╭─ Passage fourni
Le même type d’image est repris pour la couverture du numéro de septembre 1927 (Fig. 7). Ici pourtant le traitement est plus vernien puisque l’astronome en plein travail est mis en scène dans le vaisseau, mais l’image ne lui est pas consacrée. Il est sans doute un outil fictif, intégré à la présentation d’une machine hyper-technologique dans le but de la rendre compréhensible et de lui donner une échelle. Ce sont les flammes échappées des moteurs de l’engin qui envahissent l’arrière-fond étoilé. Leur mouvement dynamique met en action l’engin et oblige à l’imaginer en vol. Cet effet de propulsion dynamique devient la caractéristique récurrente des illustrations que signent les frères Römer et que tous les éditeurs et publicitaires leur réclament. Mais, s’ils ont pu laisser leur goût pour les engins cosmiques s’épanouir, cela est dû au contexte allemand qui y est totalement favorable. Le pays est désarmé depuis le Traité de Versailles et l’engouement populaire que rencontrent les publications pionnières de Maximilien Valier et Hermann Oberth révèle le potentiel de propagande nationale de la promotion industrielle. L’intuition d’une approche médiatique et publicitaire de la technologie spatiale et l’esthétique de la simulation visuelle pour la diffusion des savoirs et des idéologies qui est mise en place par les frères Römer est ensuite largement reprise par le régime nazi. Elle sera même récupérée par les discours optimistes entourant la mythologie spatiale dans les États-Unis après la Seconde Guerre mondiale.
╰─
**Ordre de travail:** Recopiez intégralement le passage sur les illustrations des frères Römer, sans rien y changer.
╭─ Données extraites
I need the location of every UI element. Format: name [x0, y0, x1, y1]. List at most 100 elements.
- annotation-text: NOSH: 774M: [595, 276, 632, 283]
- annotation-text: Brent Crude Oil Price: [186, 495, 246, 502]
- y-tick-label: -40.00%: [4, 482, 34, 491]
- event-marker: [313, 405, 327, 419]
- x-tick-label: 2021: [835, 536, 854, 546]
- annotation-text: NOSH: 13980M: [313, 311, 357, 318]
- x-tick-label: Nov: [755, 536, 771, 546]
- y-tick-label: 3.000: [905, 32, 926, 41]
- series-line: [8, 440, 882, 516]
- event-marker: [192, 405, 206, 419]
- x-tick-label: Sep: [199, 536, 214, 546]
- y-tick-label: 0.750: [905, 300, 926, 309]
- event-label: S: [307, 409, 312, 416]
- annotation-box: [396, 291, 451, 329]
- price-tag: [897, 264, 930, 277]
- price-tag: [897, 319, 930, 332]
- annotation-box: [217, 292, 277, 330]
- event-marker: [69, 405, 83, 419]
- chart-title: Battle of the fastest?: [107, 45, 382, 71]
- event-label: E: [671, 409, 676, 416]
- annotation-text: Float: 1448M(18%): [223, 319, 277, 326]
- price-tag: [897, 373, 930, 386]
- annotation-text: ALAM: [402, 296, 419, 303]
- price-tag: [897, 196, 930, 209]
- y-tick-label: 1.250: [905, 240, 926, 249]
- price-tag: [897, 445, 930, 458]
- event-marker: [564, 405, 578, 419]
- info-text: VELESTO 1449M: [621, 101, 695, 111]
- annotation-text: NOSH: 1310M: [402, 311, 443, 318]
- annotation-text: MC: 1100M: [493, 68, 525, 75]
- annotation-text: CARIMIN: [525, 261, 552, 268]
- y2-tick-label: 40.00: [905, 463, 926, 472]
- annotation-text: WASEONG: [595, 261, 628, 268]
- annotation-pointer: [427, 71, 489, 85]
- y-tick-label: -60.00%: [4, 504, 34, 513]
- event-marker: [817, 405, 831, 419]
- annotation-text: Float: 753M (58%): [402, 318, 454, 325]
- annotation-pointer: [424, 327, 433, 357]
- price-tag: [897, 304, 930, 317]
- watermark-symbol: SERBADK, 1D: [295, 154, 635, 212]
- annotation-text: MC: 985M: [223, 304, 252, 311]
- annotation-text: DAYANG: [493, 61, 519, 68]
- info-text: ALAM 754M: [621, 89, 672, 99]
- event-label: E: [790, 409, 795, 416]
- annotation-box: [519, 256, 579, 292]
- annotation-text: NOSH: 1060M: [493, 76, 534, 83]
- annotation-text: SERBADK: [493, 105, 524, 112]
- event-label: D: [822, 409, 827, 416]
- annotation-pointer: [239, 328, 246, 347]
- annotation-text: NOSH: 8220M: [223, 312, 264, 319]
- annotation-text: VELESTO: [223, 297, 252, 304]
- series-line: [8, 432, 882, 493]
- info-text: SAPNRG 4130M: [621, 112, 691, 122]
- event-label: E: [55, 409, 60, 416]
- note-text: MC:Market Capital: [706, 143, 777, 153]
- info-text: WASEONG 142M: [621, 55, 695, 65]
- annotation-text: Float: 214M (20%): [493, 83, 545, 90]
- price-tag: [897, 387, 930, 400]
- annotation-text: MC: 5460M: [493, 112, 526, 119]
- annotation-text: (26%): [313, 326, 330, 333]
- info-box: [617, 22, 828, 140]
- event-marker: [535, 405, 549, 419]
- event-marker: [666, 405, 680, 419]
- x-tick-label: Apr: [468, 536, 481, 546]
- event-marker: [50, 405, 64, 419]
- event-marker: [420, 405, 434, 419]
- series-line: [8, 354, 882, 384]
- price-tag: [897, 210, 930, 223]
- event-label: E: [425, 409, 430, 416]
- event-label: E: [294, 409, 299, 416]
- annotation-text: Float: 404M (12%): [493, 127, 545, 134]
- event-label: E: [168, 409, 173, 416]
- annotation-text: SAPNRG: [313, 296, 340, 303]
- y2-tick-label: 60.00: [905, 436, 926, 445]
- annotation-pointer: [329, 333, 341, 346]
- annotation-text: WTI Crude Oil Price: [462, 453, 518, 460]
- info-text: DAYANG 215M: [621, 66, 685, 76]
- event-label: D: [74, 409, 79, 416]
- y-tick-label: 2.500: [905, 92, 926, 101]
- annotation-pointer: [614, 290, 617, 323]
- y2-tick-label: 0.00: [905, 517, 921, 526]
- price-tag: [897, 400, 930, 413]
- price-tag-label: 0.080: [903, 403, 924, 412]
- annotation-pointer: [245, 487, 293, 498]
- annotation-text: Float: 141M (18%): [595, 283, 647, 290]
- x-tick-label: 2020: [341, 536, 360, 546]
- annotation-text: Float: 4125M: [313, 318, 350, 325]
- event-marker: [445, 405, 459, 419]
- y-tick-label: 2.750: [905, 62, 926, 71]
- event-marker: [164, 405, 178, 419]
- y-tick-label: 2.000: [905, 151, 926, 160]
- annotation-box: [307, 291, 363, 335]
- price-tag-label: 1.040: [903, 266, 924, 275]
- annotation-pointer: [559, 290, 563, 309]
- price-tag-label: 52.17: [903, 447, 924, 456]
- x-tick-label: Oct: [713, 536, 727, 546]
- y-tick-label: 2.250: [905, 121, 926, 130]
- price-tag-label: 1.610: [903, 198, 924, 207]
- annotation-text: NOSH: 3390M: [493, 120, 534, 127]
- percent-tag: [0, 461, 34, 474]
╰─
**Résultat de la tâche:**
Le même type d’image est repris pour la couverture du numéro de septembre 1927 (Fig. 7). Ici pourtant le traitement est plus vernien puisque l’astronome en plein travail est mis en scène dans le vaisseau, mais l’image ne lui est pas consacrée. Il est sans doute un outil fictif, intégré à la présentation d’une machine hyper-technologique dans le but de la rendre compréhensible et de lui donner une échelle. Ce sont les flammes échappées des moteurs de l’engin qui envahissent l’arrière-fond étoilé. Leur mouvement dynamique met en action l’engin et oblige à l’imaginer en vol. Cet effet de propulsion dynamique devient la caractéristique récurrente des illustrations que signent les frères Römer et que tous les éditeurs et publicitaires leur réclament. Mais, s’ils ont pu laisser leur goût pour les engins cosmiques s’épanouir, cela est dû au contexte allemand qui y est totalement favorable. Le pays est désarmé depuis le Traité de Versailles et l’engouement populaire que rencontrent les publications pionnières de Maximilien Valier et Hermann Oberth révèle le potentiel de propagande nationale de la promotion industrielle. L’intuition d’une approche médiatique et publicitaire de la technologie spatiale et l’esthétique de la simulation visuelle pour la diffusion des savoirs et des idéologies qui est mise en place par les frères Römer est ensuite largement reprise par le régime nazi. Elle sera même récupérée par les discours optimistes entourant la mythologie spatiale dans les États-Unis après la Seconde Guerre mondiale.